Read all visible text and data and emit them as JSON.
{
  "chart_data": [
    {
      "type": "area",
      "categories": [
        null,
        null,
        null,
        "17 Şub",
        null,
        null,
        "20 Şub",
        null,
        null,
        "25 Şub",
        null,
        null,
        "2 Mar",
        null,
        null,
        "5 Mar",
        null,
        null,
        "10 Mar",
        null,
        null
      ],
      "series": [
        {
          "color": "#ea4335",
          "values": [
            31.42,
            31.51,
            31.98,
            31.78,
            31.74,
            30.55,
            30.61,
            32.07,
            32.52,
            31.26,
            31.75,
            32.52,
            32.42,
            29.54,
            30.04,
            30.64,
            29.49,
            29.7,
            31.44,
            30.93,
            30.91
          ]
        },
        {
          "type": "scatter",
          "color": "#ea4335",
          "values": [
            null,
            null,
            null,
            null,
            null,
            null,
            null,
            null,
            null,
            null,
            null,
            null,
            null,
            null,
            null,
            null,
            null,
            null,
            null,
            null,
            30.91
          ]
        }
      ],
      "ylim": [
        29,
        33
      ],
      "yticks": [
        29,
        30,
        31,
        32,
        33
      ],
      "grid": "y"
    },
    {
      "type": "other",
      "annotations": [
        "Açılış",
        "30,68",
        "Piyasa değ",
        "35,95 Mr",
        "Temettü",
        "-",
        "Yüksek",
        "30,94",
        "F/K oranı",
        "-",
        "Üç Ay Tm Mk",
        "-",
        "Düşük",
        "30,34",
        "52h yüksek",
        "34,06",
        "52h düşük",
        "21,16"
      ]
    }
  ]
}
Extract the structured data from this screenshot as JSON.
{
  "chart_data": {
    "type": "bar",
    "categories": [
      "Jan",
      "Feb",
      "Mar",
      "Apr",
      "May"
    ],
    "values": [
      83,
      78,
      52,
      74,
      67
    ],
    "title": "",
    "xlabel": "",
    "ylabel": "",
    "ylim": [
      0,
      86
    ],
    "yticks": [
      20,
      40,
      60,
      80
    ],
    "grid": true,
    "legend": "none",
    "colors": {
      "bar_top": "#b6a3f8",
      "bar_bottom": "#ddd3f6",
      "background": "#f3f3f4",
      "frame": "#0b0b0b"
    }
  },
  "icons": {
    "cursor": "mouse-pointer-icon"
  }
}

### Directive
Please set down the whole listing above without altering a single line.

### Output of the exercise
Read all visible text and data and emit them as JSON.
{
  "chart_data": [
    {
      "type": "area",
      "categories": [
        null,
        null,
        null,
        "17 Şub",
        null,
        null,
        "20 Şub",
        null,
        null,
        "25 Şub",
        null,
        null,
        "2 Mar",
        null,
        null,
        "5 Mar",
        null,
        null,
        "10 Mar",
        null,
        null
      ],
      "series": [
        {
          "color": "#ea4335",
          "values": [
            31.42,
            31.51,
            31.98,
            31.78,
            31.74,
            30.55,
            30.61,
            32.07,
            32.52,
            31.26,
            31.75,
            32.52,
            32.42,
            29.54,
            30.04,
            30.64,
            29.49,
            29.7,
            31.44,
            30.93,
            30.91
          ]
        },
        {
          "type": "scatter",
          "color": "#ea4335",
          "values": [
            null,
            null,
            null,
            null,
            null,
            null,
            null,
            null,
            null,
            null,
            null,
            null,
            null,
            null,
            null,
            null,
            null,
            null,
            null,
            null,
            30.91
          ]
        }
      ],
      "ylim": [
        29,
        33
      ],
      "yticks": [
        29,
        30,
        31,
        32,
        33
      ],
      "grid": "y"
    },
    {
      "type": "other",
      "annotations": [
        "Açılış",
        "30,68",
        "Piyasa değ",
        "35,95 Mr",
        "Temettü",
        "-",
        "Yüksek",
        "30,94",
        "F/K oranı",
        "-",
        "Üç Ay Tm Mk",
        "-",
        "Düşük",
        "30,34",
        "52h yüksek",
        "34,06",
        "52h düşük",
        "21,16"
      ]
    }
  ]
}
Extract the structured data from this screenshot as JSON.
{
  "chart_data": {
    "type": "bar",
    "categories": [
      "Jan",
      "Feb",
      "Mar",
      "Apr",
      "May"
    ],
    "values": [
      83,
      78,
      52,
      74,
      67
    ],
    "title": "",
    "xlabel": "",
    "ylabel": "",
    "ylim": [
      0,
      86
    ],
    "yticks": [
      20,
      40,
      60,
      80
    ],
    "grid": true,
    "legend": "none",
    "colors": {
      "bar_top": "#b6a3f8",
      "bar_bottom": "#ddd3f6",
      "background": "#f3f3f4",
      "frame": "#0b0b0b"
    }
  },
  "icons": {
    "cursor": "mouse-pointer-icon"
  }
}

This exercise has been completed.